*Brief*
Transcribe every line exactly. Leave the pictures behind.

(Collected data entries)
++++++++

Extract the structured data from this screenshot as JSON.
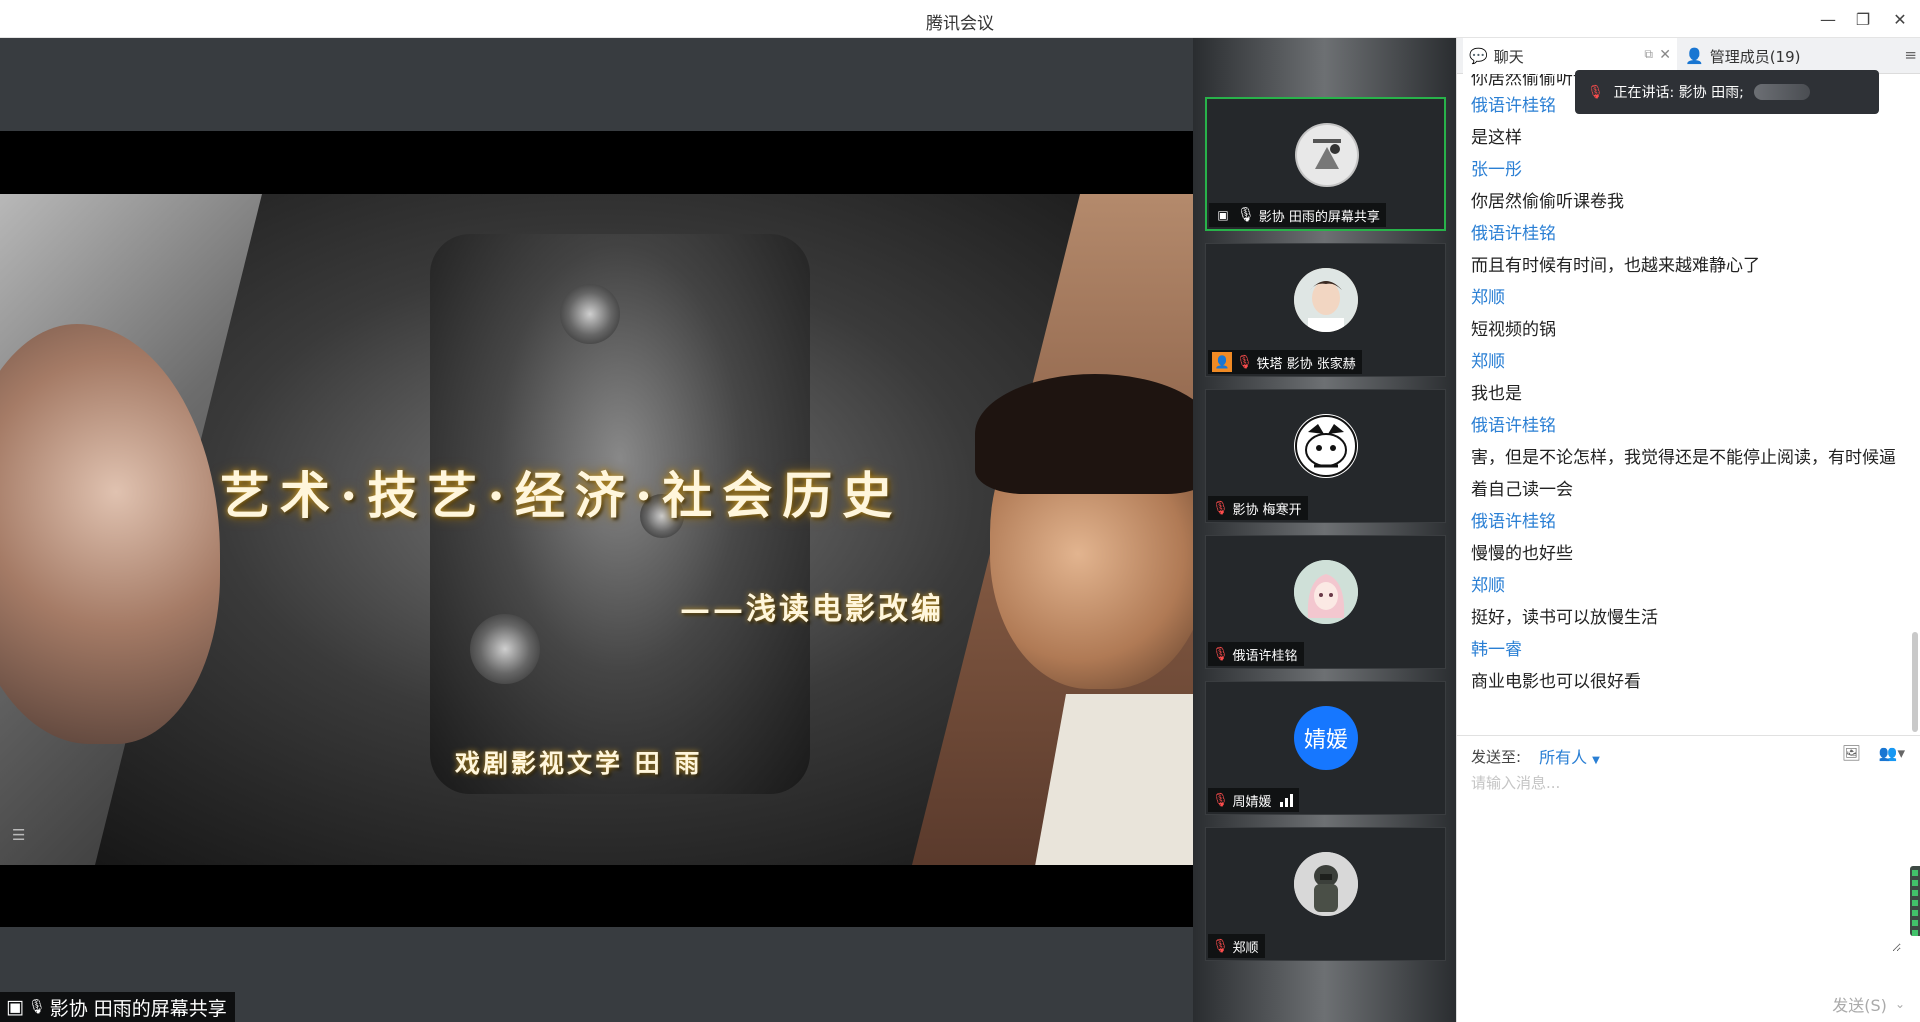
{
  "window": {
    "title": "腾讯会议",
    "minimize": "—",
    "restore": "❐",
    "close": "✕"
  },
  "slide": {
    "title": "艺术·技艺·经济·社会历史",
    "subtitle": "——浅读电影改编",
    "author": "戏剧影视文学 田 雨"
  },
  "share_label": "影协 田雨的屏幕共享",
  "participants": [
    {
      "name": "影协 田雨的屏幕共享",
      "mic": "on",
      "active": true,
      "avatar": "poster"
    },
    {
      "name": "铁塔 影协 张家赫",
      "mic": "muted",
      "active": false,
      "avatar": "photo",
      "badge": "person-icon"
    },
    {
      "name": "影协 梅寒开",
      "mic": "muted",
      "active": false,
      "avatar": "cartoon"
    },
    {
      "name": "俄语许桂铭",
      "mic": "muted",
      "active": false,
      "avatar": "anime"
    },
    {
      "name": "周婧媛",
      "mic": "muted",
      "active": false,
      "avatar": "initials",
      "initials": "婧媛",
      "avatar_color": "#1677ff",
      "signal": "signal-bars-icon"
    },
    {
      "name": "郑顺",
      "mic": "muted",
      "active": false,
      "avatar": "soldier"
    }
  ],
  "panel": {
    "tab_chat": "聊天",
    "tab_members": "管理成员(19)",
    "speaking": "正在讲话: 影协 田雨;"
  },
  "messages": [
    {
      "type": "text",
      "text": "你居然偷偷听课卷我",
      "partial": true
    },
    {
      "type": "sender",
      "text": "俄语许桂铭"
    },
    {
      "type": "text",
      "text": "是这样"
    },
    {
      "type": "sender",
      "text": "张一彤"
    },
    {
      "type": "text",
      "text": "你居然偷偷听课卷我"
    },
    {
      "type": "sender",
      "text": "俄语许桂铭"
    },
    {
      "type": "text",
      "text": "而且有时候有时间，也越来越难静心了"
    },
    {
      "type": "sender",
      "text": "郑顺"
    },
    {
      "type": "text",
      "text": "短视频的锅"
    },
    {
      "type": "sender",
      "text": "郑顺"
    },
    {
      "type": "text",
      "text": "我也是"
    },
    {
      "type": "sender",
      "text": "俄语许桂铭"
    },
    {
      "type": "text",
      "text": "害，但是不论怎样，我觉得还是不能停止阅读，有时候逼着自己读一会",
      "wrap": true
    },
    {
      "type": "sender",
      "text": "俄语许桂铭"
    },
    {
      "type": "text",
      "text": "慢慢的也好些"
    },
    {
      "type": "sender",
      "text": "郑顺"
    },
    {
      "type": "text",
      "text": "挺好，读书可以放慢生活"
    },
    {
      "type": "sender",
      "text": "韩一睿"
    },
    {
      "type": "text",
      "text": "商业电影也可以很好看"
    }
  ],
  "compose": {
    "send_to_label": "发送至:",
    "send_to_target": "所有人",
    "placeholder": "请输入消息...",
    "send_button": "发送(S)"
  }
}
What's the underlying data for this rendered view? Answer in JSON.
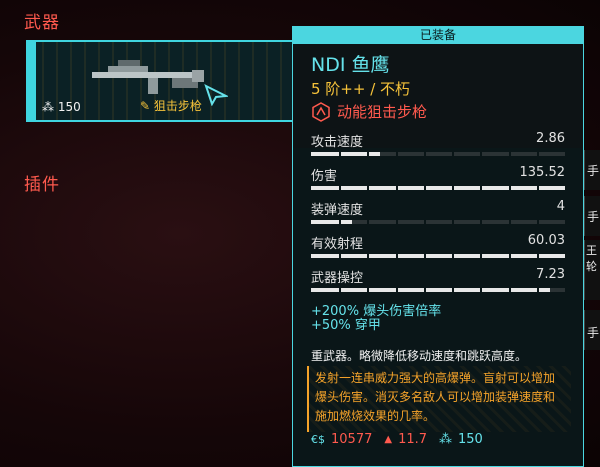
{
  "sections": {
    "weapons": "武器",
    "mods": "插件"
  },
  "card": {
    "ammo": "150",
    "type": "狙击步枪"
  },
  "tooltip": {
    "header": "已装备",
    "name": "NDI 鱼鹰",
    "tier": "5 阶++ / 不朽",
    "class": "动能狙击步枪",
    "stats": [
      {
        "label": "攻击速度",
        "value": "2.86",
        "fill": 0.27
      },
      {
        "label": "伤害",
        "value": "135.52",
        "fill": 1.0
      },
      {
        "label": "装弹速度",
        "value": "4",
        "fill": 0.16
      },
      {
        "label": "有效射程",
        "value": "60.03",
        "fill": 1.0
      },
      {
        "label": "武器操控",
        "value": "7.23",
        "fill": 0.94
      }
    ],
    "bonus1": "+200% 爆头伤害倍率",
    "bonus2": "+50% 穿甲",
    "desc": "重武器。略微降低移动速度和跳跃高度。",
    "lore": "发射一连串威力强大的高爆弹。盲射可以增加爆头伤害。消灭多名敌人可以增加装弹速度和施加燃烧效果的几率。",
    "price": "10577",
    "weight": "11.7",
    "ammo": "150"
  },
  "edge": {
    "label1": "手",
    "label2": "手",
    "label3": "手",
    "label4": "王轮"
  },
  "colors": {
    "accent": "#4bd6e0",
    "red": "#ff5a4e",
    "yellow": "#f5c23a"
  }
}
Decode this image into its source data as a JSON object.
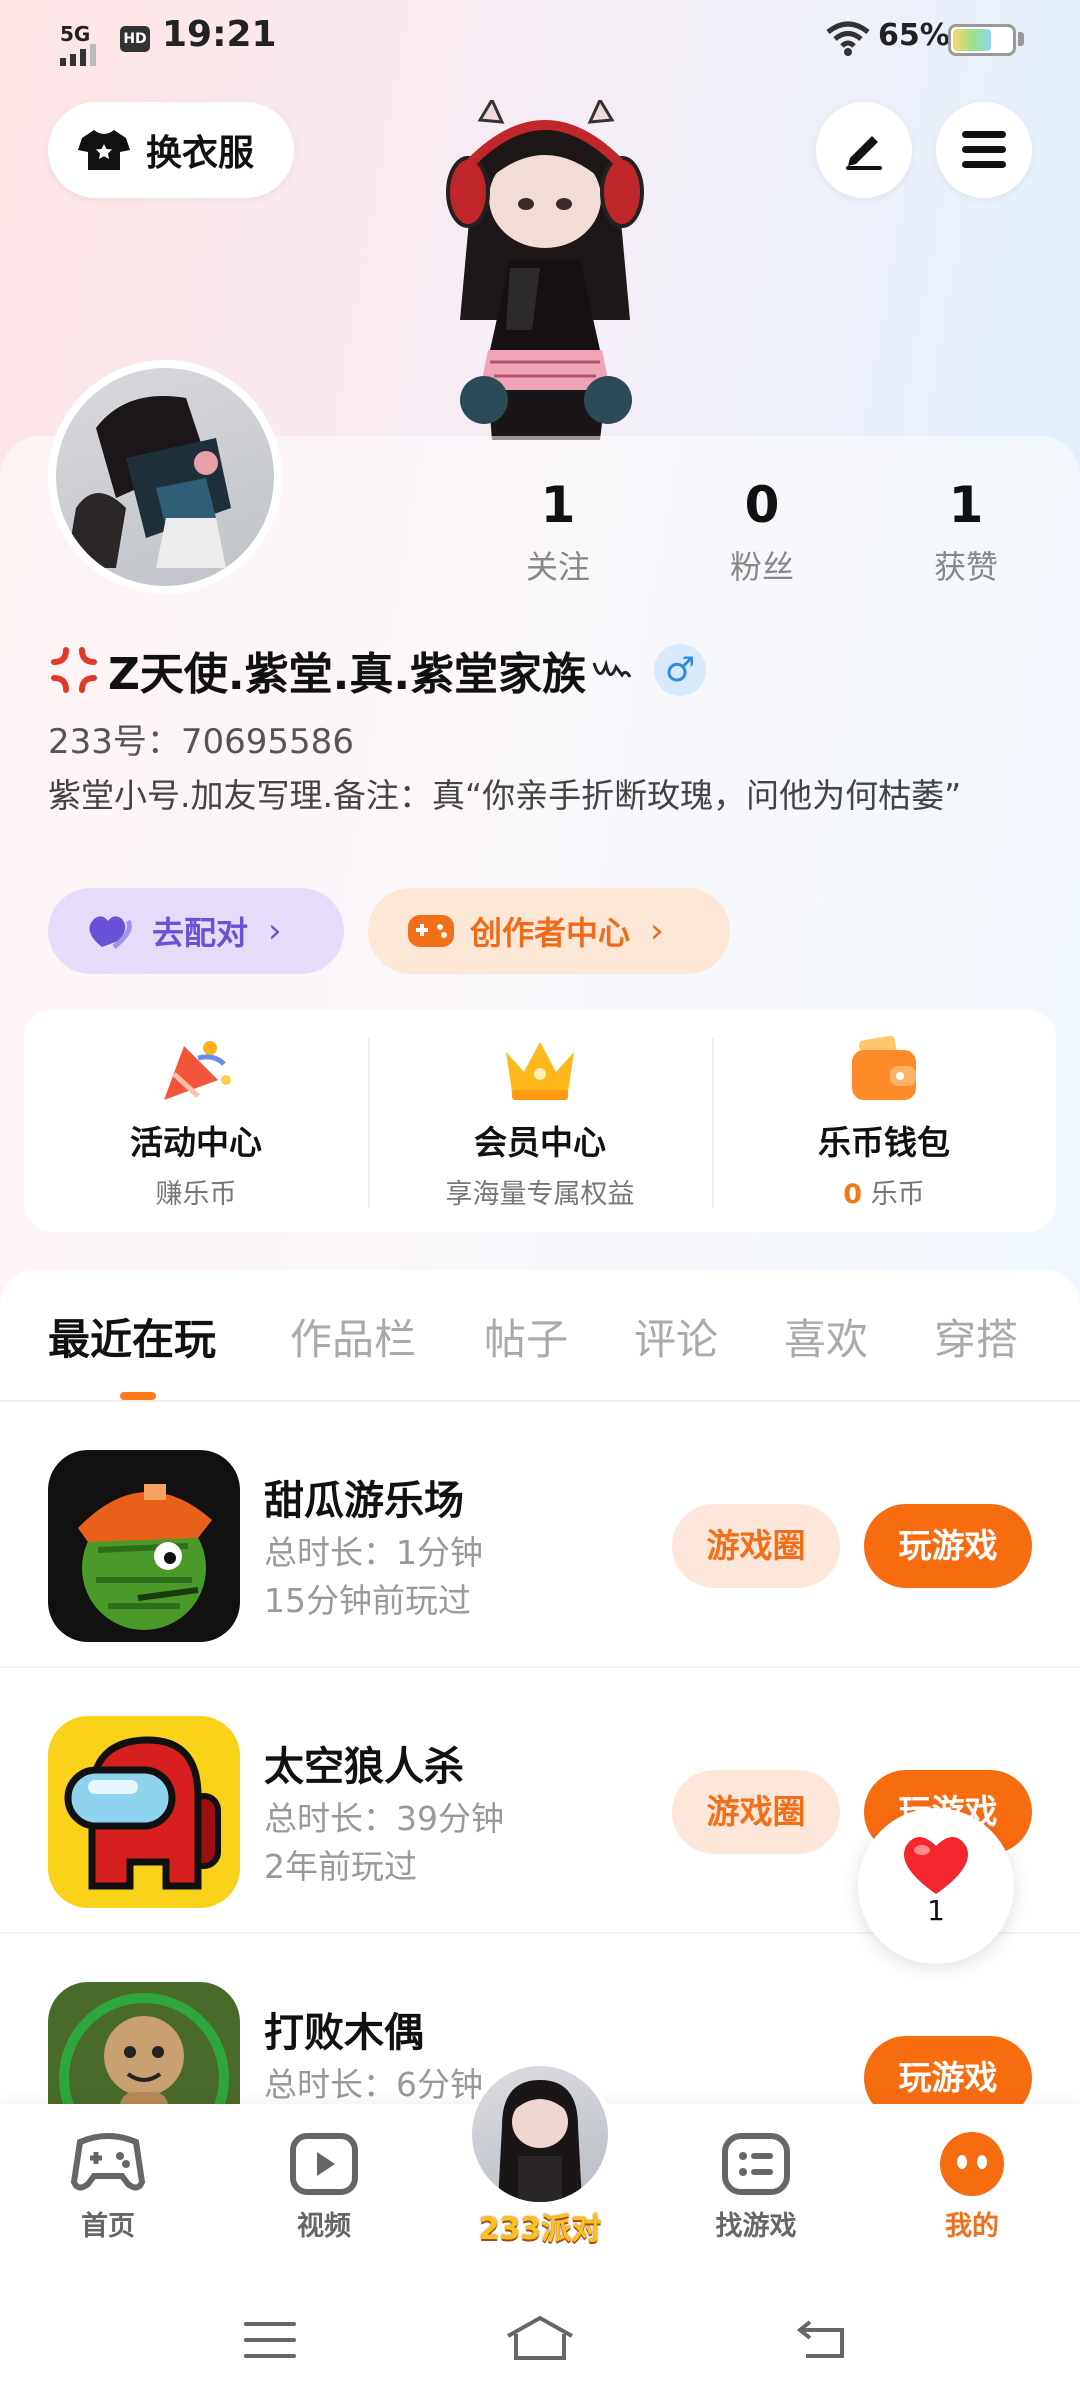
{
  "status_bar": {
    "network": "5G",
    "hd": "HD",
    "time": "19:21",
    "battery": "65%",
    "battery_level": 0.65
  },
  "header": {
    "outfit_button": "换衣服",
    "edit_icon": "pen-icon",
    "menu_icon": "hamburger-menu-icon"
  },
  "profile": {
    "stats": [
      {
        "value": "1",
        "label": "关注"
      },
      {
        "value": "0",
        "label": "粉丝"
      },
      {
        "value": "1",
        "label": "获赞"
      }
    ],
    "name": "Z天使.紫堂.真.紫堂家族",
    "gender_symbol": "♂",
    "uid": "233号：70695586",
    "bio": "紫堂小号.加友写理.备注：真“你亲手折断玫瑰，问他为何枯萎”",
    "chips": {
      "match": "去配对",
      "creator": "创作者中心"
    }
  },
  "quick_links": [
    {
      "title": "活动中心",
      "sub": "赚乐币",
      "icon": "party-popper-icon"
    },
    {
      "title": "会员中心",
      "sub": "享海量专属权益",
      "icon": "crown-icon"
    },
    {
      "title": "乐币钱包",
      "sub_value": "0",
      "sub_unit": "乐币",
      "icon": "wallet-icon"
    }
  ],
  "tabs": [
    "最近在玩",
    "作品栏",
    "帖子",
    "评论",
    "喜欢",
    "穿搭"
  ],
  "active_tab": "最近在玩",
  "games": [
    {
      "name": "甜瓜游乐场",
      "duration": "总时长：1分钟",
      "last": "15分钟前玩过",
      "circle": "游戏圈",
      "play": "玩游戏"
    },
    {
      "name": "太空狼人杀",
      "duration": "总时长：39分钟",
      "last": "2年前玩过",
      "circle": "游戏圈",
      "play": "玩游戏"
    },
    {
      "name": "打败木偶",
      "duration": "总时长：6分钟",
      "play": "玩游戏"
    }
  ],
  "like_widget": {
    "count": "1"
  },
  "bottom_nav": [
    {
      "label": "首页",
      "icon": "gamepad-icon"
    },
    {
      "label": "视频",
      "icon": "video-play-icon"
    },
    {
      "label": "233派对",
      "icon": "avatar-party-icon"
    },
    {
      "label": "找游戏",
      "icon": "list-icon"
    },
    {
      "label": "我的",
      "icon": "profile-face-icon"
    }
  ],
  "colors": {
    "accent": "#f86c10",
    "match_purple": "#6a52d8",
    "gender_blue": "#2b8be6"
  }
}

++++++++

*The response*
Extract the structured data from this screenshot as JSON.
{
  "window": {
    "title": "腾讯会议",
    "minimize": "—",
    "restore": "❐",
    "close": "✕"
  },
  "slide": {
    "title": "艺术·技艺·经济·社会历史",
    "subtitle": "——浅读电影改编",
    "author": "戏剧影视文学 田 雨"
  },
  "share_label": "影协 田雨的屏幕共享",
  "participants": [
    {
      "name": "影协 田雨的屏幕共享",
      "mic": "on",
      "active": true,
      "avatar": "poster"
    },
    {
      "name": "铁塔 影协 张家赫",
      "mic": "muted",
      "active": false,
      "avatar": "photo",
      "badge": "person-icon"
    },
    {
      "name": "影协 梅寒开",
      "mic": "muted",
      "active": false,
      "avatar": "cartoon"
    },
    {
      "name": "俄语许桂铭",
      "mic": "muted",
      "active": false,
      "avatar": "anime"
    },
    {
      "name": "周婧媛",
      "mic": "muted",
      "active": false,
      "avatar": "initials",
      "initials": "婧媛",
      "avatar_color": "#1677ff",
      "signal": "signal-bars-icon"
    },
    {
      "name": "郑顺",
      "mic": "muted",
      "active": false,
      "avatar": "soldier"
    }
  ],
  "panel": {
    "tab_chat": "聊天",
    "tab_members": "管理成员(19)",
    "speaking": "正在讲话: 影协 田雨;"
  },
  "messages": [
    {
      "type": "text",
      "text": "你居然偷偷听课卷我",
      "partial": true
    },
    {
      "type": "sender",
      "text": "俄语许桂铭"
    },
    {
      "type": "text",
      "text": "是这样"
    },
    {
      "type": "sender",
      "text": "张一彤"
    },
    {
      "type": "text",
      "text": "你居然偷偷听课卷我"
    },
    {
      "type": "sender",
      "text": "俄语许桂铭"
    },
    {
      "type": "text",
      "text": "而且有时候有时间，也越来越难静心了"
    },
    {
      "type": "sender",
      "text": "郑顺"
    },
    {
      "type": "text",
      "text": "短视频的锅"
    },
    {
      "type": "sender",
      "text": "郑顺"
    },
    {
      "type": "text",
      "text": "我也是"
    },
    {
      "type": "sender",
      "text": "俄语许桂铭"
    },
    {
      "type": "text",
      "text": "害，但是不论怎样，我觉得还是不能停止阅读，有时候逼着自己读一会",
      "wrap": true
    },
    {
      "type": "sender",
      "text": "俄语许桂铭"
    },
    {
      "type": "text",
      "text": "慢慢的也好些"
    },
    {
      "type": "sender",
      "text": "郑顺"
    },
    {
      "type": "text",
      "text": "挺好，读书可以放慢生活"
    },
    {
      "type": "sender",
      "text": "韩一睿"
    },
    {
      "type": "text",
      "text": "商业电影也可以很好看"
    }
  ],
  "compose": {
    "send_to_label": "发送至:",
    "send_to_target": "所有人",
    "placeholder": "请输入消息...",
    "send_button": "发送(S)"
  }
}
What's the underlying data for this rendered view? Answer in JSON.
{
  "sections": {
    "weapons": "武器",
    "mods": "插件"
  },
  "card": {
    "ammo": "150",
    "type": "狙击步枪"
  },
  "tooltip": {
    "header": "已装备",
    "name": "NDI 鱼鹰",
    "tier": "5 阶++ / 不朽",
    "class": "动能狙击步枪",
    "stats": [
      {
        "label": "攻击速度",
        "value": "2.86",
        "fill": 0.27
      },
      {
        "label": "伤害",
        "value": "135.52",
        "fill": 1.0
      },
      {
        "label": "装弹速度",
        "value": "4",
        "fill": 0.16
      },
      {
        "label": "有效射程",
        "value": "60.03",
        "fill": 1.0
      },
      {
        "label": "武器操控",
        "value": "7.23",
        "fill": 0.94
      }
    ],
    "bonus1": "+200% 爆头伤害倍率",
    "bonus2": "+50% 穿甲",
    "desc": "重武器。略微降低移动速度和跳跃高度。",
    "lore": "发射一连串威力强大的高爆弹。盲射可以增加爆头伤害。消灭多名敌人可以增加装弹速度和施加燃烧效果的几率。",
    "price": "10577",
    "weight": "11.7",
    "ammo": "150"
  },
  "edge": {
    "label1": "手",
    "label2": "手",
    "label3": "手",
    "label4": "王轮"
  },
  "colors": {
    "accent": "#4bd6e0",
    "red": "#ff5a4e",
    "yellow": "#f5c23a"
  }
}
Decode this image into its source data as a JSON object.
{
  "status_bar": {
    "network": "5G",
    "hd": "HD",
    "time": "19:21",
    "battery": "65%",
    "battery_level": 0.65
  },
  "header": {
    "outfit_button": "换衣服",
    "edit_icon": "pen-icon",
    "menu_icon": "hamburger-menu-icon"
  },
  "profile": {
    "stats": [
      {
        "value": "1",
        "label": "关注"
      },
      {
        "value": "0",
        "label": "粉丝"
      },
      {
        "value": "1",
        "label": "获赞"
      }
    ],
    "name": "Z天使.紫堂.真.紫堂家族",
    "gender_symbol": "♂",
    "uid": "233号：70695586",
    "bio": "紫堂小号.加友写理.备注：真“你亲手折断玫瑰，问他为何枯萎”",
    "chips": {
      "match": "去配对",
      "creator": "创作者中心"
    }
  },
  "quick_links": [
    {
      "title": "活动中心",
      "sub": "赚乐币",
      "icon": "party-popper-icon"
    },
    {
      "title": "会员中心",
      "sub": "享海量专属权益",
      "icon": "crown-icon"
    },
    {
      "title": "乐币钱包",
      "sub_value": "0",
      "sub_unit": "乐币",
      "icon": "wallet-icon"
    }
  ],
  "tabs": [
    "最近在玩",
    "作品栏",
    "帖子",
    "评论",
    "喜欢",
    "穿搭"
  ],
  "active_tab": "最近在玩",
  "games": [
    {
      "name": "甜瓜游乐场",
      "duration": "总时长：1分钟",
      "last": "15分钟前玩过",
      "circle": "游戏圈",
      "play": "玩游戏"
    },
    {
      "name": "太空狼人杀",
      "duration": "总时长：39分钟",
      "last": "2年前玩过",
      "circle": "游戏圈",
      "play": "玩游戏"
    },
    {
      "name": "打败木偶",
      "duration": "总时长：6分钟",
      "play": "玩游戏"
    }
  ],
  "like_widget": {
    "count": "1"
  },
  "bottom_nav": [
    {
      "label": "首页",
      "icon": "gamepad-icon"
    },
    {
      "label": "视频",
      "icon": "video-play-icon"
    },
    {
      "label": "233派对",
      "icon": "avatar-party-icon"
    },
    {
      "label": "找游戏",
      "icon": "list-icon"
    },
    {
      "label": "我的",
      "icon": "profile-face-icon"
    }
  ],
  "colors": {
    "accent": "#f86c10",
    "match_purple": "#6a52d8",
    "gender_blue": "#2b8be6"
  }
}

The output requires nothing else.